Aim of the task -> Select from the data all lines with the word "预防为主".

Saved data entries ->
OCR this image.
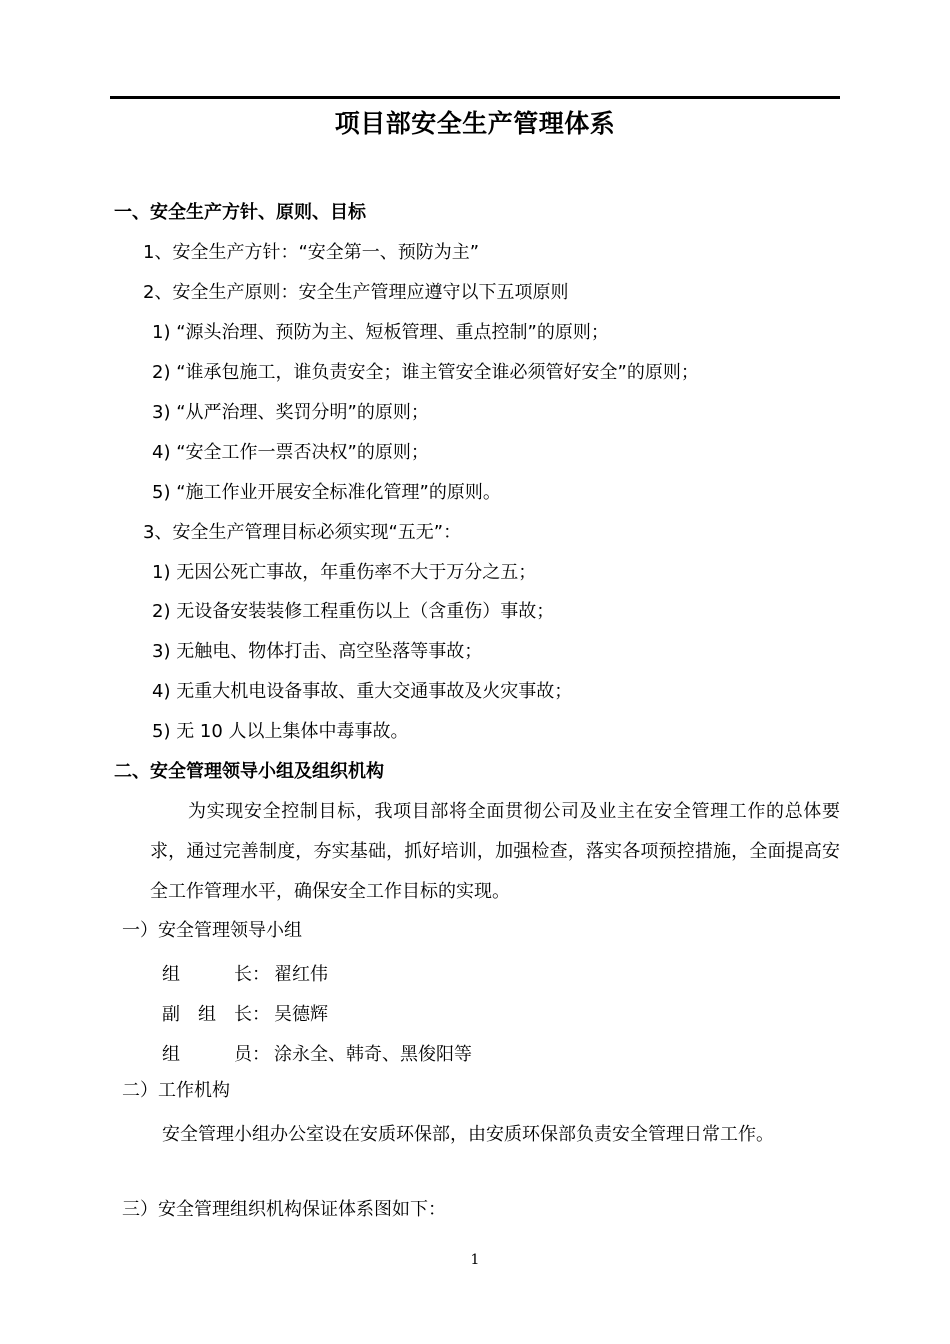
项目部安全生产管理体系
一、安全生产方针、原则、目标
1、安全生产方针：“安全第一、预防为主”
2、安全生产原则：安全生产管理应遵守以下五项原则
1) “源头治理、预防为主、短板管理、重点控制”的原则；
2) “谁承包施工，谁负责安全；谁主管安全谁必须管好安全”的原则；
3) “从严治理、奖罚分明”的原则；
4) “安全工作一票否决权”的原则；
5) “施工作业开展安全标准化管理”的原则。
3、安全生产管理目标必须实现“五无”：
1) 无因公死亡事故，年重伤率不大于万分之五；
2) 无设备安装装修工程重伤以上（含重伤）事故；
3) 无触电、物体打击、高空坠落等事故；
4) 无重大机电设备事故、重大交通事故及火灾事故；
5) 无 10 人以上集体中毒事故。
二、安全管理领导小组及组织机构
为实现安全控制目标，我项目部将全面贯彻公司及业主在安全管理工作的总体要求，通过完善制度，夯实基础，抓好培训，加强检查，落实各项预控措施，全面提高安全工作管理水平，确保安全工作目标的实现。
一）安全管理领导小组
组　　　长： 翟红伟
副　组　长： 吴德辉
组　　　员： 涂永全、韩奇、黑俊阳等
二）工作机构
安全管理小组办公室设在安质环保部，由安质环保部负责安全管理日常工作。
三）安全管理组织机构保证体系图如下：
1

Result for this exercise ->
1、安全生产方针：“安全第一、预防为主”
1) “源头治理、预防为主、短板管理、重点控制”的原则；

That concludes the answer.